### AIM OF THE EXERCISE
Where the data below has the string "JSON", return the whole line.

### TASK INPUT
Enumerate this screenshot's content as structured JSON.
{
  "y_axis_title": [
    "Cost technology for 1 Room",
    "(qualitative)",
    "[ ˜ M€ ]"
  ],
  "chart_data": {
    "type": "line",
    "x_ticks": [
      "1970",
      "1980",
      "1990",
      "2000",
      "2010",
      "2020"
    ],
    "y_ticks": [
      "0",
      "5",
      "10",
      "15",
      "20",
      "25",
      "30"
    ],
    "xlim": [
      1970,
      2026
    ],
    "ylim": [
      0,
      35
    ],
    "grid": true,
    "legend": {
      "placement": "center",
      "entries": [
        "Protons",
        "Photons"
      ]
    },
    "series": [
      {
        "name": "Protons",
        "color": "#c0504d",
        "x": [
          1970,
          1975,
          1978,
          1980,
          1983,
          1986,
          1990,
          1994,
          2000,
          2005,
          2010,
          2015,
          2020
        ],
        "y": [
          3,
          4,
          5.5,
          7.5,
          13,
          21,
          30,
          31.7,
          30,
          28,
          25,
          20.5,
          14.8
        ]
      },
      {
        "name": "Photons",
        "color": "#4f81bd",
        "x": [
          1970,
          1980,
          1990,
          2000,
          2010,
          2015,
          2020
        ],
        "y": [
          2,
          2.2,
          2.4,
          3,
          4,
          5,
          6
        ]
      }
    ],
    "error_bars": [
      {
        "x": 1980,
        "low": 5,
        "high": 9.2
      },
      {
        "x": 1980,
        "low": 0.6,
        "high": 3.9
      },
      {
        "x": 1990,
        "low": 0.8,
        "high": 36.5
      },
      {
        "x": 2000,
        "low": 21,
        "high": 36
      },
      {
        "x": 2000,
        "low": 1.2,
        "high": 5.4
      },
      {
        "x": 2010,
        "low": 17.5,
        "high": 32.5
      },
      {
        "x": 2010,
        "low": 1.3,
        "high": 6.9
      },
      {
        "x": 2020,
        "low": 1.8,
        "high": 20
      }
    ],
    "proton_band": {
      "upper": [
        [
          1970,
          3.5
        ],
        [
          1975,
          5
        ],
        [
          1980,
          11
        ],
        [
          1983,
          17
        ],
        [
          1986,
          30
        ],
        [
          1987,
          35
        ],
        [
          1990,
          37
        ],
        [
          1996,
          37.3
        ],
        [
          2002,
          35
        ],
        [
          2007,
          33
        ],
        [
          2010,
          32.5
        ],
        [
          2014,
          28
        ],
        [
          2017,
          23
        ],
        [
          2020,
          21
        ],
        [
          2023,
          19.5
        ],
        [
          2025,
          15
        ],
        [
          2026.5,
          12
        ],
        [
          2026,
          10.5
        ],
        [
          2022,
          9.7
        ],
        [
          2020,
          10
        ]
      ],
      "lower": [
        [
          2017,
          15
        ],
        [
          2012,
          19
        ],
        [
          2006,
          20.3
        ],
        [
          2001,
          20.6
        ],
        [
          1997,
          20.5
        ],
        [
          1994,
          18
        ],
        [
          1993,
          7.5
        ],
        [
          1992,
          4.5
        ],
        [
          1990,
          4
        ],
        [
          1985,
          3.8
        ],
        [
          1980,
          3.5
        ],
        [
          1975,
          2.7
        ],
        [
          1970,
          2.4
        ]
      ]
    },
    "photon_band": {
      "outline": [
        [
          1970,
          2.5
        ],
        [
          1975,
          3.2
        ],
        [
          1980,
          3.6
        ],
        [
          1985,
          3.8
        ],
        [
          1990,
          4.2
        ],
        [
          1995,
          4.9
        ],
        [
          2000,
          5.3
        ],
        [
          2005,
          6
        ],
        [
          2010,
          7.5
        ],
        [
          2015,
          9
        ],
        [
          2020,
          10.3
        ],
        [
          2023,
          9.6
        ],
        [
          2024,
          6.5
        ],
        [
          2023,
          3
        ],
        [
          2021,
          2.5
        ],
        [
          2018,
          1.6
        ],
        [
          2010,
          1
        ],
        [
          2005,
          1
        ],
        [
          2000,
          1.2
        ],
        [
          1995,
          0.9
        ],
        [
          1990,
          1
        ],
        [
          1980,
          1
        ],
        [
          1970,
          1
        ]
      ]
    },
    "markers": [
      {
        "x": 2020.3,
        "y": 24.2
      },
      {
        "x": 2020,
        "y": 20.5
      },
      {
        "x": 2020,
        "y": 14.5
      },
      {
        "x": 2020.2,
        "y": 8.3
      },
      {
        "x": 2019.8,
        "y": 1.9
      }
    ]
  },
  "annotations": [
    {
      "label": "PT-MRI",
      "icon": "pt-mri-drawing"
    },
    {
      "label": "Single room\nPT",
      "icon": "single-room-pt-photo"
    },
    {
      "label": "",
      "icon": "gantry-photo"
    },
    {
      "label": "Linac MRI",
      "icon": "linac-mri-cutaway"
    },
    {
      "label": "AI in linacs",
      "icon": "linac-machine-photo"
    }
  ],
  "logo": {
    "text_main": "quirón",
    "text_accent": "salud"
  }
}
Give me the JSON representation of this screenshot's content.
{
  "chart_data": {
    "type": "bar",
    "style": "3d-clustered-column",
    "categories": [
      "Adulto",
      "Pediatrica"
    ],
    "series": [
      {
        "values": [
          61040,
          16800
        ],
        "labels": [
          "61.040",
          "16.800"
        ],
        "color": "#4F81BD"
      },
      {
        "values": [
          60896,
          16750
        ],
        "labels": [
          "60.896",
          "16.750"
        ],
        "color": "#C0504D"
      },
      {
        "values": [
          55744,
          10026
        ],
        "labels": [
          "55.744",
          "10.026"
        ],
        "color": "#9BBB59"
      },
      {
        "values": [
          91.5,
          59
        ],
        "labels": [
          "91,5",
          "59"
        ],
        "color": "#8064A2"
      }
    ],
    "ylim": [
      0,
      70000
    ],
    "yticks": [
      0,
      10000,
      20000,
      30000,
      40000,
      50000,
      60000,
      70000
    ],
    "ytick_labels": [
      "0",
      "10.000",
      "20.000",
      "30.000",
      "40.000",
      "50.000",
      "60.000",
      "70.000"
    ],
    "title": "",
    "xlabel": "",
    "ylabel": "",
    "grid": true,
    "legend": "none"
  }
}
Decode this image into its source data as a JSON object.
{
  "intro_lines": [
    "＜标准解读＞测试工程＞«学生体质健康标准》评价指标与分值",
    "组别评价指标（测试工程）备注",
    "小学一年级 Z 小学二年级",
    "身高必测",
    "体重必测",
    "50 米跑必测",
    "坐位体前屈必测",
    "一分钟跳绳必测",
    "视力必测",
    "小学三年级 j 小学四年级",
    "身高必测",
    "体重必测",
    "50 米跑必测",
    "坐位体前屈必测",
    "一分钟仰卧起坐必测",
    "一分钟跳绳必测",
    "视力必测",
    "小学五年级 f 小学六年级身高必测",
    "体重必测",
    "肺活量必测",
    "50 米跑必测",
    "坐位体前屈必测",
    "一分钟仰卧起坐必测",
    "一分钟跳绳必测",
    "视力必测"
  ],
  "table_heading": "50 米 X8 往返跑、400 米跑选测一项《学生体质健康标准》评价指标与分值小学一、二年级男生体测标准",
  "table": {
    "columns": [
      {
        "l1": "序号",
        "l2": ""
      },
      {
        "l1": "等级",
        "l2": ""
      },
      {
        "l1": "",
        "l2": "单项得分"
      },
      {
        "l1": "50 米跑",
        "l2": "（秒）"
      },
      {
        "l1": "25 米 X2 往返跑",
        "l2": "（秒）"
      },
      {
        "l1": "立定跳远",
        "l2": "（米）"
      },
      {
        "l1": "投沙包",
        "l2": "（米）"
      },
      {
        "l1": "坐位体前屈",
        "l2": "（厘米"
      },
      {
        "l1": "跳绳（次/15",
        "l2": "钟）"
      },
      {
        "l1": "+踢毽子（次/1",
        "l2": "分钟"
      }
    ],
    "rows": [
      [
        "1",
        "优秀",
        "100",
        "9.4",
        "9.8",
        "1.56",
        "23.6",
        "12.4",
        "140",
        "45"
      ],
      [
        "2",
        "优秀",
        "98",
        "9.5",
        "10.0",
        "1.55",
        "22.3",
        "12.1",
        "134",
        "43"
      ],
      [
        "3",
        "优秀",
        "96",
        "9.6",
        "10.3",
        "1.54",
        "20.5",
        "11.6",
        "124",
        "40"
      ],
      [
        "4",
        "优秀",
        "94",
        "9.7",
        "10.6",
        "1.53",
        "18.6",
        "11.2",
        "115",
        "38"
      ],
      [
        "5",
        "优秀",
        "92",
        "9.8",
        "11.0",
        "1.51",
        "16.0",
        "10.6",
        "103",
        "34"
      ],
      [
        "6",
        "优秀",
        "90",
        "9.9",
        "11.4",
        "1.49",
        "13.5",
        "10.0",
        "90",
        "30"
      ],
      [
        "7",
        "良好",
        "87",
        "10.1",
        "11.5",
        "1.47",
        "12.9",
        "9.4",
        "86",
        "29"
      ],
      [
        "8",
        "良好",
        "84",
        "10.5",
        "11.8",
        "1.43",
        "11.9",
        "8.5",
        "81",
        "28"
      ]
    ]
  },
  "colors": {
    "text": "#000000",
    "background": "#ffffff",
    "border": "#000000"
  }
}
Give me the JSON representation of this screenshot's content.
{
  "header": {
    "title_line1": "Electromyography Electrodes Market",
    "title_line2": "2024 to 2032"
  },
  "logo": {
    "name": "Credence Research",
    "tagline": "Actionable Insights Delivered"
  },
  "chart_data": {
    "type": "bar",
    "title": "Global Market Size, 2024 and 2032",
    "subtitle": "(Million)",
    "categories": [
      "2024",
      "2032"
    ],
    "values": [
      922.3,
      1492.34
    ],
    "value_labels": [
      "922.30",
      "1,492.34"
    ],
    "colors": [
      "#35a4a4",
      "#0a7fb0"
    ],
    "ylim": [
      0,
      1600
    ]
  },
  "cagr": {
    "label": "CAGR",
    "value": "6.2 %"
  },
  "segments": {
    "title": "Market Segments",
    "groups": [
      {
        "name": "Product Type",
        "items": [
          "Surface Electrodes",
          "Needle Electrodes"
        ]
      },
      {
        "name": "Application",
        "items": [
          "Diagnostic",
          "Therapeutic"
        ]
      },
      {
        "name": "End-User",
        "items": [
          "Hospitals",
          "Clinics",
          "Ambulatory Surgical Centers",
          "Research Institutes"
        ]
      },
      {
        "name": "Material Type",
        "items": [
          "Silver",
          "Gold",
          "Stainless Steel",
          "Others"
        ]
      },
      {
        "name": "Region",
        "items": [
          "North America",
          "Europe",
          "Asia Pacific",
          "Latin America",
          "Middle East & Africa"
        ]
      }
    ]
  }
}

### TASK SOLUTION
Enumerate this screenshot's content as structured JSON.
Give me the JSON representation of this screenshot's content.
Decode this image into its source data as a JSON object.
Give me the JSON representation of this screenshot's content.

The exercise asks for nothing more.